THE DATA:
....

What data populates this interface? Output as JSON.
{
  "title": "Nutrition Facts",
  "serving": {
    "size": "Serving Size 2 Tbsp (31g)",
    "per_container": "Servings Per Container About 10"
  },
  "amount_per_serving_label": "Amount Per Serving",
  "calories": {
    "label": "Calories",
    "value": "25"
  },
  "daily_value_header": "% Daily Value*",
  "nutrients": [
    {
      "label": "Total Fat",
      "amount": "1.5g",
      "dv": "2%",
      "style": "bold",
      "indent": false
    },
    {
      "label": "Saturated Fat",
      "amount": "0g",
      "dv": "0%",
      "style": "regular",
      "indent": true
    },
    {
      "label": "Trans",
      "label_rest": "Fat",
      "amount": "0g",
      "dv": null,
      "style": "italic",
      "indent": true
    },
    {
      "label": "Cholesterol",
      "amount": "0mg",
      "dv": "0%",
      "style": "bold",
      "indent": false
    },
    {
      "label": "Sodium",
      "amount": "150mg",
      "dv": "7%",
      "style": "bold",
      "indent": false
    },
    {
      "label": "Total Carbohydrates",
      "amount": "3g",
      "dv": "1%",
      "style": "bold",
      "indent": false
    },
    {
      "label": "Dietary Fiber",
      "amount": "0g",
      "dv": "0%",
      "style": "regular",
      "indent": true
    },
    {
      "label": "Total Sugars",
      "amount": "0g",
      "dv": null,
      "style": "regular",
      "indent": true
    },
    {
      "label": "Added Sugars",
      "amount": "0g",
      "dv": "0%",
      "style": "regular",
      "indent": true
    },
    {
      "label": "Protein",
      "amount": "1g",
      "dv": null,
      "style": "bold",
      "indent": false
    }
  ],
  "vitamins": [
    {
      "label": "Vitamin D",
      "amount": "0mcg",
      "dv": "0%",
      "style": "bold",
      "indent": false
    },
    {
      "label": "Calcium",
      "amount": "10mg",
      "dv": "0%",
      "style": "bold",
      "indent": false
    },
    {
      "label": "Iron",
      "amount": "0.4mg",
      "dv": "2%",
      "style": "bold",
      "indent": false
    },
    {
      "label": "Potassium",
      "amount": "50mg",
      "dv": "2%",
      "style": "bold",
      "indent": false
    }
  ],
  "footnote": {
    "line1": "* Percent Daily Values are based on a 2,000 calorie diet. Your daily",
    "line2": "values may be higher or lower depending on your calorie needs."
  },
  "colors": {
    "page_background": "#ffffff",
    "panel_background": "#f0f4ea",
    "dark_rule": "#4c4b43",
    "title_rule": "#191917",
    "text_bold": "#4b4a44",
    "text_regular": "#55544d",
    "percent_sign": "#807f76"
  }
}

....

TASK DETAILS: Reprint the whole listing above exactly.

SOLUTION BELOW:
What data populates this interface? Output as JSON.
{
  "title": "Nutrition Facts",
  "serving": {
    "size": "Serving Size 2 Tbsp (31g)",
    "per_container": "Servings Per Container About 10"
  },
  "amount_per_serving_label": "Amount Per Serving",
  "calories": {
    "label": "Calories",
    "value": "25"
  },
  "daily_value_header": "% Daily Value*",
  "nutrients": [
    {
      "label": "Total Fat",
      "amount": "1.5g",
      "dv": "2%",
      "style": "bold",
      "indent": false
    },
    {
      "label": "Saturated Fat",
      "amount": "0g",
      "dv": "0%",
      "style": "regular",
      "indent": true
    },
    {
      "label": "Trans",
      "label_rest": "Fat",
      "amount": "0g",
      "dv": null,
      "style": "italic",
      "indent": true
    },
    {
      "label": "Cholesterol",
      "amount": "0mg",
      "dv": "0%",
      "style": "bold",
      "indent": false
    },
    {
      "label": "Sodium",
      "amount": "150mg",
      "dv": "7%",
      "style": "bold",
      "indent": false
    },
    {
      "label": "Total Carbohydrates",
      "amount": "3g",
      "dv": "1%",
      "style": "bold",
      "indent": false
    },
    {
      "label": "Dietary Fiber",
      "amount": "0g",
      "dv": "0%",
      "style": "regular",
      "indent": true
    },
    {
      "label": "Total Sugars",
      "amount": "0g",
      "dv": null,
      "style": "regular",
      "indent": true
    },
    {
      "label": "Added Sugars",
      "amount": "0g",
      "dv": "0%",
      "style": "regular",
      "indent": true
    },
    {
      "label": "Protein",
      "amount": "1g",
      "dv": null,
      "style": "bold",
      "indent": false
    }
  ],
  "vitamins": [
    {
      "label": "Vitamin D",
      "amount": "0mcg",
      "dv": "0%",
      "style": "bold",
      "indent": false
    },
    {
      "label": "Calcium",
      "amount": "10mg",
      "dv": "0%",
      "style": "bold",
      "indent": false
    },
    {
      "label": "Iron",
      "amount": "0.4mg",
      "dv": "2%",
      "style": "bold",
      "indent": false
    },
    {
      "label": "Potassium",
      "amount": "50mg",
      "dv": "2%",
      "style": "bold",
      "indent": false
    }
  ],
  "footnote": {
    "line1": "* Percent Daily Values are based on a 2,000 calorie diet. Your daily",
    "line2": "values may be higher or lower depending on your calorie needs."
  },
  "colors": {
    "page_background": "#ffffff",
    "panel_background": "#f0f4ea",
    "dark_rule": "#4c4b43",
    "title_rule": "#191917",
    "text_bold": "#4b4a44",
    "text_regular": "#55544d",
    "percent_sign": "#807f76"
  }
}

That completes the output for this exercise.